> [Problem description]:
Pull out every line from the line containing "What does this" through the end of the material, both ends included, and reproduce it exactly. Keep pictures out.

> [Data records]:
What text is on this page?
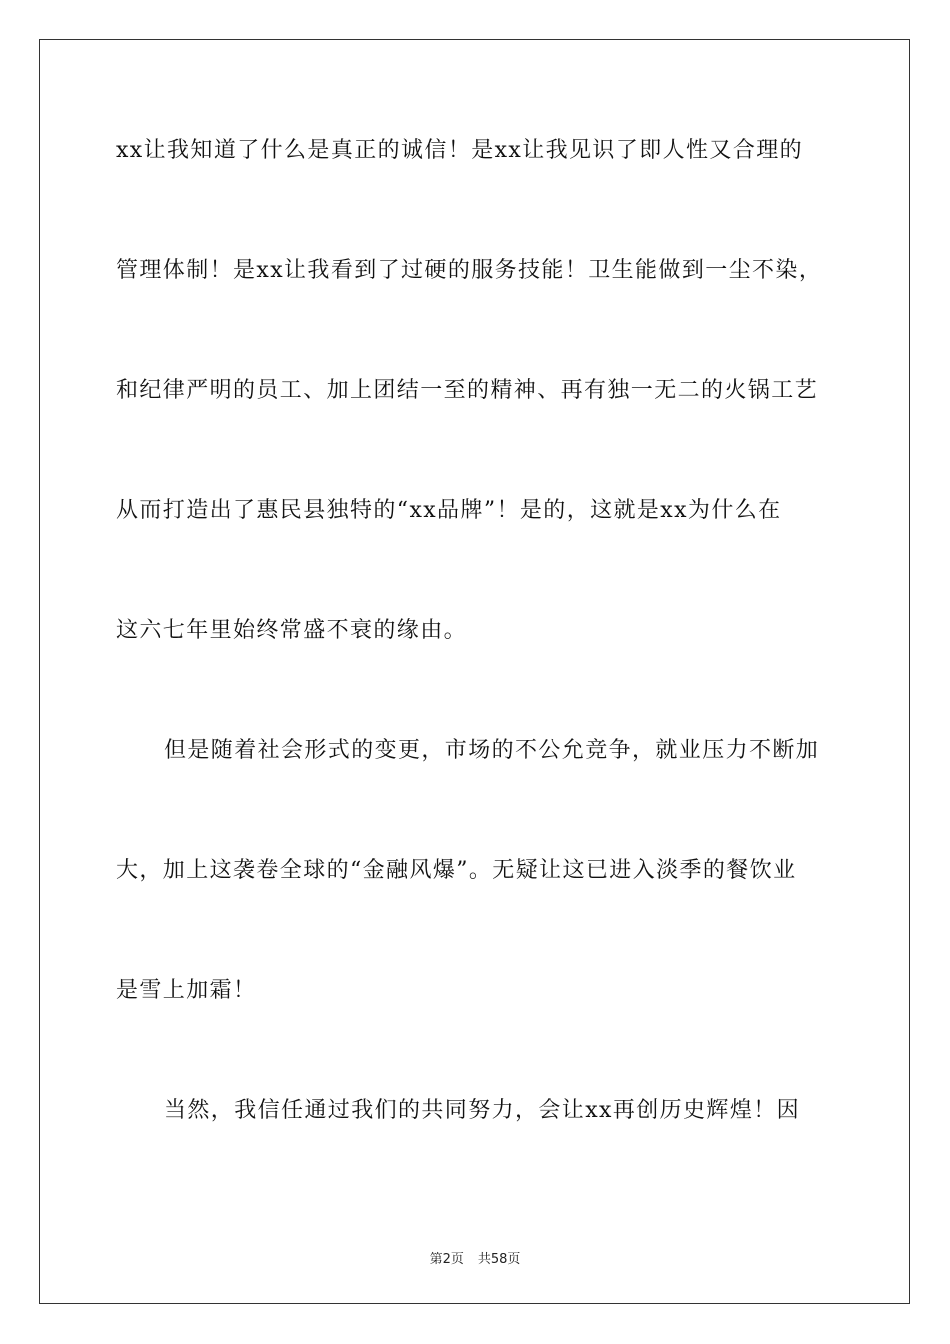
xx让我知道了什么是真正的诚信！是xx让我见识了即人性又合理的
管理体制！是xx让我看到了过硬的服务技能！卫生能做到一尘不染，
和纪律严明的员工、加上团结一至的精神、再有独一无二的火锅工艺
从而打造出了惠民县独特的“xx品牌”！是的，这就是xx为什么在
这六七年里始终常盛不衰的缘由。
但是随着社会形式的变更，市场的不公允竞争，就业压力不断加
大，加上这袭卷全球的“金融风爆”。无疑让这已进入淡季的餐饮业
是雪上加霜！
当然，我信任通过我们的共同努力，会让xx再创历史辉煌！因
第2页 共58页
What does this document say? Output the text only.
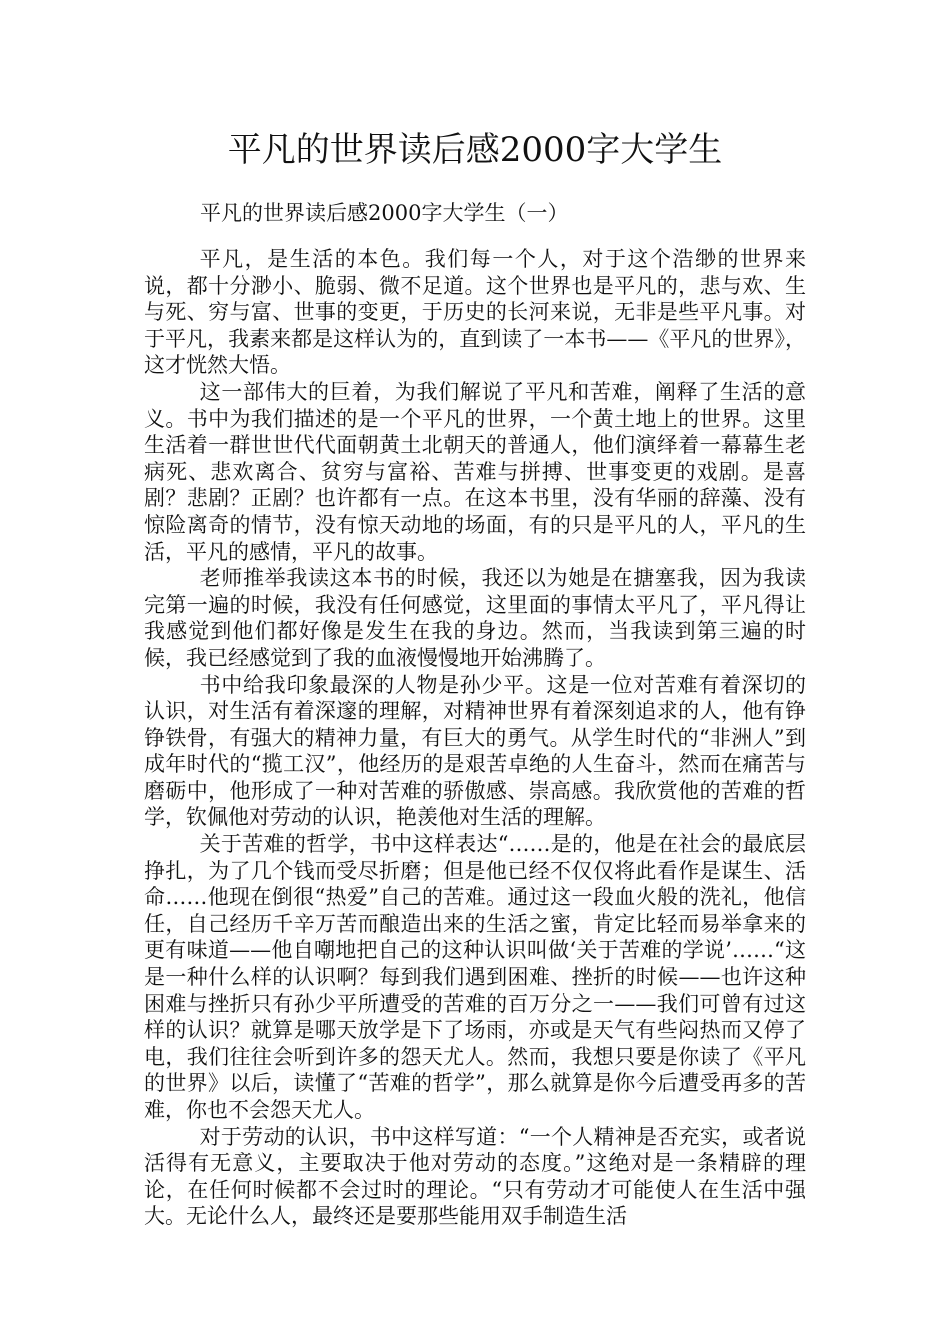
平凡的世界读后感2000字大学生
平凡的世界读后感2000字大学生（一）

平凡，是生活的本色。我们每一个人，对于这个浩缈的世界来说，都十分渺小、脆弱、微不足道。这个世界也是平凡的，悲与欢、生与死、穷与富、世事的变更，于历史的长河来说，无非是些平凡事。对于平凡，我素来都是这样认为的，直到读了一本书——《平凡的世界》，这才恍然大悟。

这一部伟大的巨着，为我们解说了平凡和苦难，阐释了生活的意义。书中为我们描述的是一个平凡的世界，一个黄土地上的世界。这里生活着一群世世代代面朝黄土北朝天的普通人，他们演绎着一幕幕生老病死、悲欢离合、贫穷与富裕、苦难与拼搏、世事变更的戏剧。是喜剧？悲剧？正剧？也许都有一点。在这本书里，没有华丽的辞藻、没有惊险离奇的情节，没有惊天动地的场面，有的只是平凡的人，平凡的生活，平凡的感情，平凡的故事。

老师推举我读这本书的时候，我还以为她是在搪塞我，因为我读完第一遍的时候，我没有任何感觉，这里面的事情太平凡了，平凡得让我感觉到他们都好像是发生在我的身边。然而，当我读到第三遍的时候，我已经感觉到了我的血液慢慢地开始沸腾了。

书中给我印象最深的人物是孙少平。这是一位对苦难有着深切的认识，对生活有着深邃的理解，对精神世界有着深刻追求的人，他有铮铮铁骨，有强大的精神力量，有巨大的勇气。从学生时代的“非洲人”到成年时代的“揽工汉”，他经历的是艰苦卓绝的人生奋斗，然而在痛苦与磨砺中，他形成了一种对苦难的骄傲感、崇高感。我欣赏他的苦难的哲学，钦佩他对劳动的认识，艳羡他对生活的理解。

关于苦难的哲学，书中这样表达“……是的，他是在社会的最底层挣扎，为了几个钱而受尽折磨；但是他已经不仅仅将此看作是谋生、活命……他现在倒很“热爱”自己的苦难。通过这一段血火般的洗礼，他信任，自己经历千辛万苦而酿造出来的生活之蜜，肯定比轻而易举拿来的更有味道——他自嘲地把自己的这种认识叫做‘关于苦难的学说’……“这是一种什么样的认识啊？每到我们遇到困难、挫折的时候——也许这种困难与挫折只有孙少平所遭受的苦难的百万分之一——我们可曾有过这样的认识？就算是哪天放学是下了场雨，亦或是天气有些闷热而又停了电，我们往往会听到许多的怨天尤人。然而，我想只要是你读了《平凡的世界》以后，读懂了“苦难的哲学”，那么就算是你今后遭受再多的苦难，你也不会怨天尤人。

对于劳动的认识，书中这样写道：“一个人精神是否充实，或者说活得有无意义，主要取决于他对劳动的态度。”这绝对是一条精辟的理论，在任何时候都不会过时的理论。“只有劳动才可能使人在生活中强大。无论什么人，最终还是要那些能用双手制造生活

> [Exercise response]:
What does this document say? Output the text only.
平凡的世界读后感2000字大学生
平凡的世界读后感2000字大学生（一）

平凡，是生活的本色。我们每一个人，对于这个浩缈的世界来说，都十分渺小、脆弱、微不足道。这个世界也是平凡的，悲与欢、生与死、穷与富、世事的变更，于历史的长河来说，无非是些平凡事。对于平凡，我素来都是这样认为的，直到读了一本书——《平凡的世界》，这才恍然大悟。

这一部伟大的巨着，为我们解说了平凡和苦难，阐释了生活的意义。书中为我们描述的是一个平凡的世界，一个黄土地上的世界。这里生活着一群世世代代面朝黄土北朝天的普通人，他们演绎着一幕幕生老病死、悲欢离合、贫穷与富裕、苦难与拼搏、世事变更的戏剧。是喜剧？悲剧？正剧？也许都有一点。在这本书里，没有华丽的辞藻、没有惊险离奇的情节，没有惊天动地的场面，有的只是平凡的人，平凡的生活，平凡的感情，平凡的故事。

老师推举我读这本书的时候，我还以为她是在搪塞我，因为我读完第一遍的时候，我没有任何感觉，这里面的事情太平凡了，平凡得让我感觉到他们都好像是发生在我的身边。然而，当我读到第三遍的时候，我已经感觉到了我的血液慢慢地开始沸腾了。

书中给我印象最深的人物是孙少平。这是一位对苦难有着深切的认识，对生活有着深邃的理解，对精神世界有着深刻追求的人，他有铮铮铁骨，有强大的精神力量，有巨大的勇气。从学生时代的“非洲人”到成年时代的“揽工汉”，他经历的是艰苦卓绝的人生奋斗，然而在痛苦与磨砺中，他形成了一种对苦难的骄傲感、崇高感。我欣赏他的苦难的哲学，钦佩他对劳动的认识，艳羡他对生活的理解。

关于苦难的哲学，书中这样表达“……是的，他是在社会的最底层挣扎，为了几个钱而受尽折磨；但是他已经不仅仅将此看作是谋生、活命……他现在倒很“热爱”自己的苦难。通过这一段血火般的洗礼，他信任，自己经历千辛万苦而酿造出来的生活之蜜，肯定比轻而易举拿来的更有味道——他自嘲地把自己的这种认识叫做‘关于苦难的学说’……“这是一种什么样的认识啊？每到我们遇到困难、挫折的时候——也许这种困难与挫折只有孙少平所遭受的苦难的百万分之一——我们可曾有过这样的认识？就算是哪天放学是下了场雨，亦或是天气有些闷热而又停了电，我们往往会听到许多的怨天尤人。然而，我想只要是你读了《平凡的世界》以后，读懂了“苦难的哲学”，那么就算是你今后遭受再多的苦难，你也不会怨天尤人。

对于劳动的认识，书中这样写道：“一个人精神是否充实，或者说活得有无意义，主要取决于他对劳动的态度。”这绝对是一条精辟的理论，在任何时候都不会过时的理论。“只有劳动才可能使人在生活中强大。无论什么人，最终还是要那些能用双手制造生活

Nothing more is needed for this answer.